EXERCISE PROMPT: Count how many lines of the data include "rest". The answer is that number and nothing else.

:::::

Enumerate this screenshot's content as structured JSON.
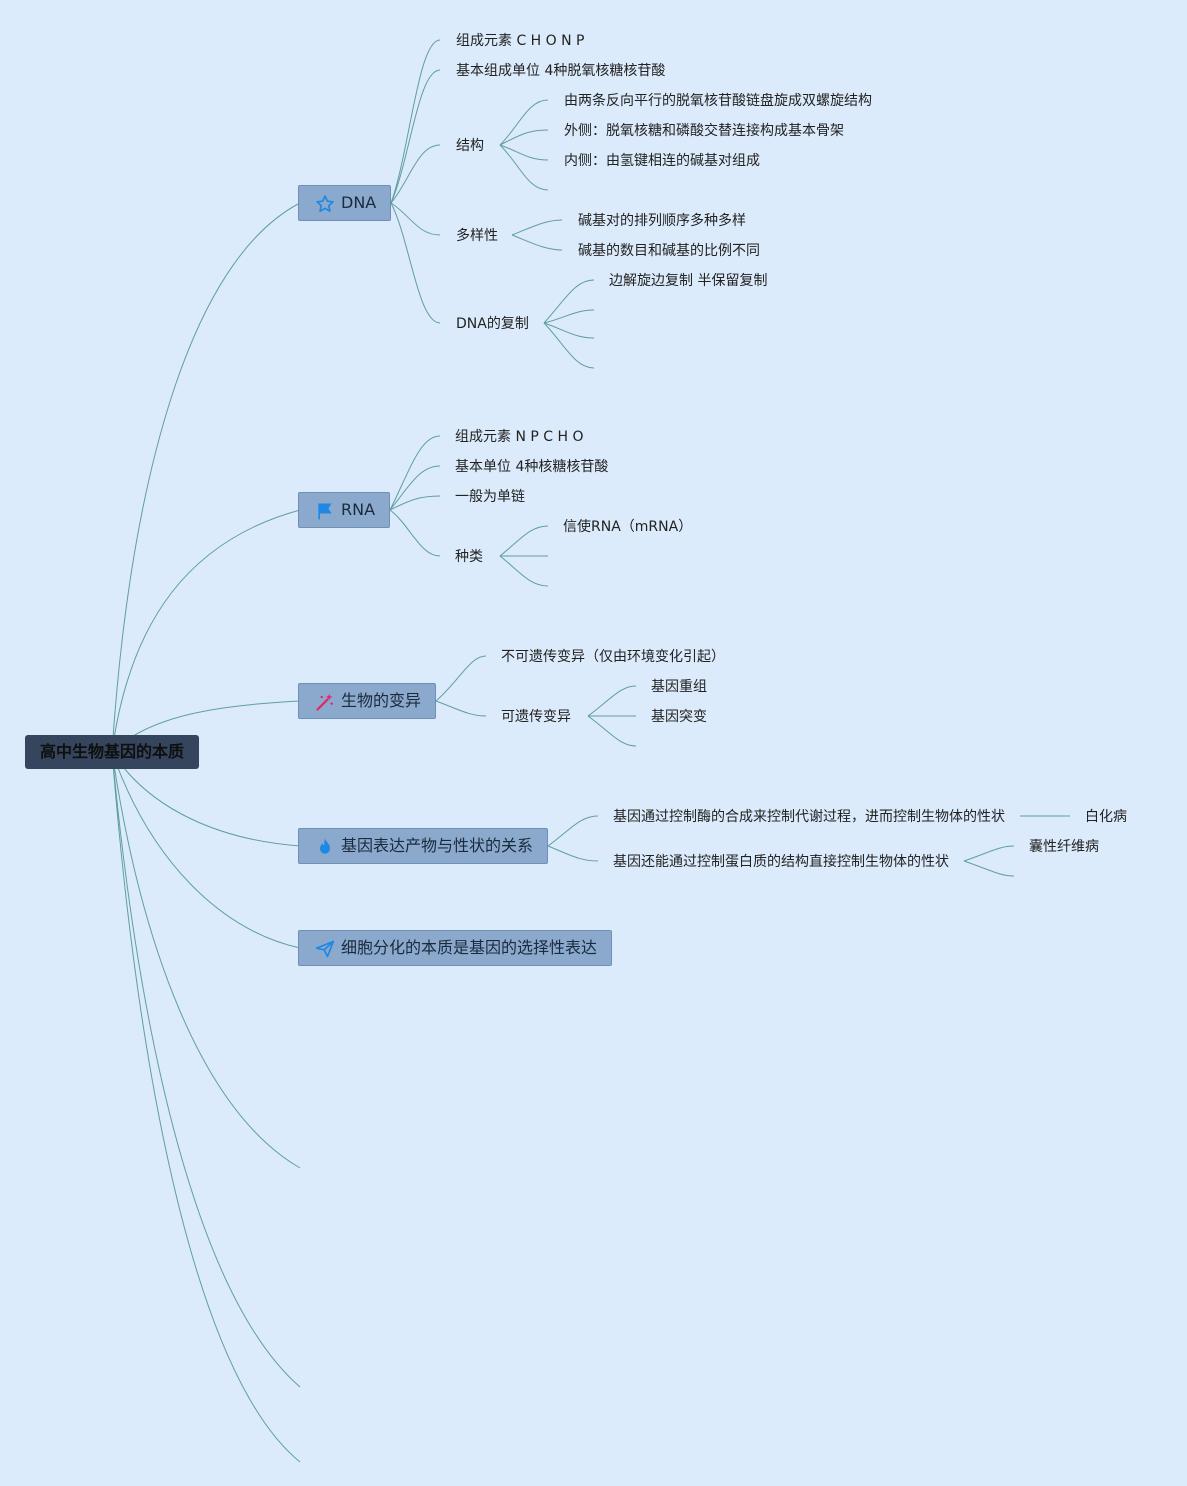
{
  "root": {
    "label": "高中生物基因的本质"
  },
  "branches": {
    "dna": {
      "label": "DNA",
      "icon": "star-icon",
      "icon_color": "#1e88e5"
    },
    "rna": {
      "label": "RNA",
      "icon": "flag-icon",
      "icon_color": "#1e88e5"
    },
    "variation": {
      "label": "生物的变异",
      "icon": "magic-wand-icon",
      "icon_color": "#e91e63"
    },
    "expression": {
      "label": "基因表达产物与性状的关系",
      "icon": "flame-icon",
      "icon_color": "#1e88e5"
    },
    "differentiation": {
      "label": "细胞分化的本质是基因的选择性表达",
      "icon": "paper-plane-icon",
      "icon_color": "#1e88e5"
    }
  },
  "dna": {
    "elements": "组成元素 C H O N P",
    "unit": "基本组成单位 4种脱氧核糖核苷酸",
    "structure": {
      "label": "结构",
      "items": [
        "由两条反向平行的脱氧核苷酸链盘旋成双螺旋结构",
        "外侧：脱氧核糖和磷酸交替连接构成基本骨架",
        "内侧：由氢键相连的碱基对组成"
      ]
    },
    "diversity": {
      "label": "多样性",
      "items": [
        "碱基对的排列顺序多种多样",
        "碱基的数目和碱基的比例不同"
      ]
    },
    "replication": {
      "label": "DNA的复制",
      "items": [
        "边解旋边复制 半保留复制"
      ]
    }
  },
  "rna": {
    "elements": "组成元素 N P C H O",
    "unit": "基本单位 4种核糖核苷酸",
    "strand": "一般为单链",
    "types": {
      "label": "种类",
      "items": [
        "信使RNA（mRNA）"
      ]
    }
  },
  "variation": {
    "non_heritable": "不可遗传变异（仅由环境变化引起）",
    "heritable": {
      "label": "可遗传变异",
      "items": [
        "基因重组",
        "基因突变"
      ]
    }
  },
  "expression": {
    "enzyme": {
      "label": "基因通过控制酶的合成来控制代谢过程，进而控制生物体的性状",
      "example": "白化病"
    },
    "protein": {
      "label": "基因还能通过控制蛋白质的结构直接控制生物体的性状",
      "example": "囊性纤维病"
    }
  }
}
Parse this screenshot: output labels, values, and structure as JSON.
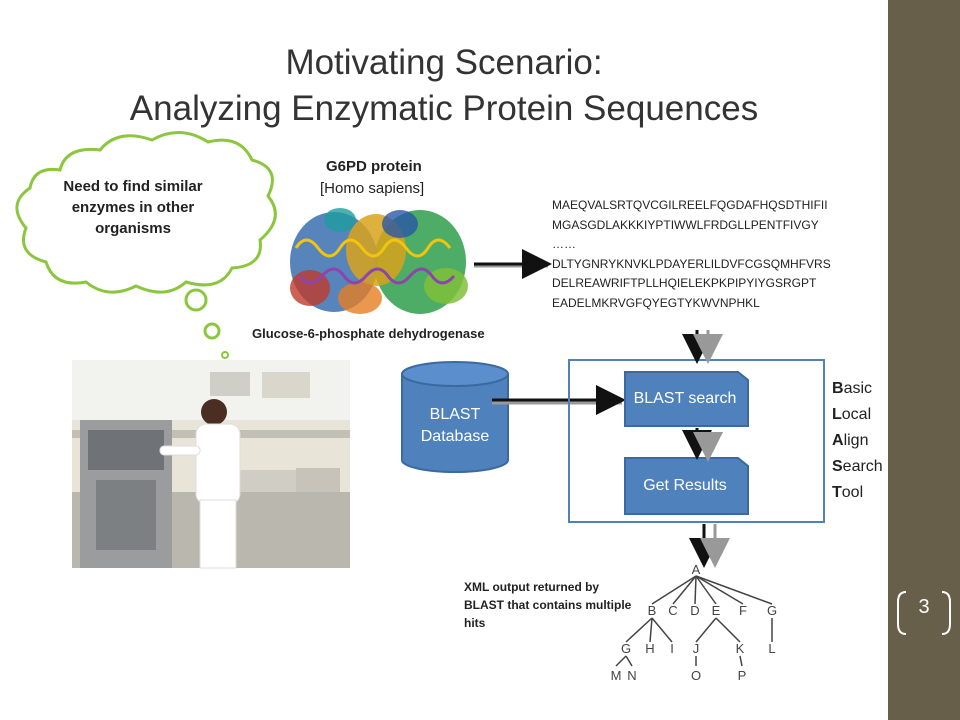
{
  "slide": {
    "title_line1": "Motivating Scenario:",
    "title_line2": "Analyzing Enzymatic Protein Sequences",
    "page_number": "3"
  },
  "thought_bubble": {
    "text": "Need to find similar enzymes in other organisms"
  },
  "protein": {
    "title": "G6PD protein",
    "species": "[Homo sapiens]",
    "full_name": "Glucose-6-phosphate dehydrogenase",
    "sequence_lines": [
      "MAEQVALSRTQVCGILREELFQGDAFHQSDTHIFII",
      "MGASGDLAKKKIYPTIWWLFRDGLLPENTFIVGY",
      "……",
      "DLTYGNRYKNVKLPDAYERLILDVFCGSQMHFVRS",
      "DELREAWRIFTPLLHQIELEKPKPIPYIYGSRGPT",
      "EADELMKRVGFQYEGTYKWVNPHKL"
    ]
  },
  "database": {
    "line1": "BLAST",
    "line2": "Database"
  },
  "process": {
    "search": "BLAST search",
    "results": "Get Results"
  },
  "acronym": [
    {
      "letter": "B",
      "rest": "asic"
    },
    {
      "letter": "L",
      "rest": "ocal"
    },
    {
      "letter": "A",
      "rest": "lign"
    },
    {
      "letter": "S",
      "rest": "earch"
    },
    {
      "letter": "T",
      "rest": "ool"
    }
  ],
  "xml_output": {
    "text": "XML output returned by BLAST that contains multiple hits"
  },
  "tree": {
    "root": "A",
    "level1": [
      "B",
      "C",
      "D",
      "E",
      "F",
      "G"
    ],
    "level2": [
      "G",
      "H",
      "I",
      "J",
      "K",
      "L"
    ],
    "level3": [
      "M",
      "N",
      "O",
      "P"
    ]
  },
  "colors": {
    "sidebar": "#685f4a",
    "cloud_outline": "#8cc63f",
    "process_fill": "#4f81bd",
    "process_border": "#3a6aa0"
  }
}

:::::

TASK RESPONSE: 5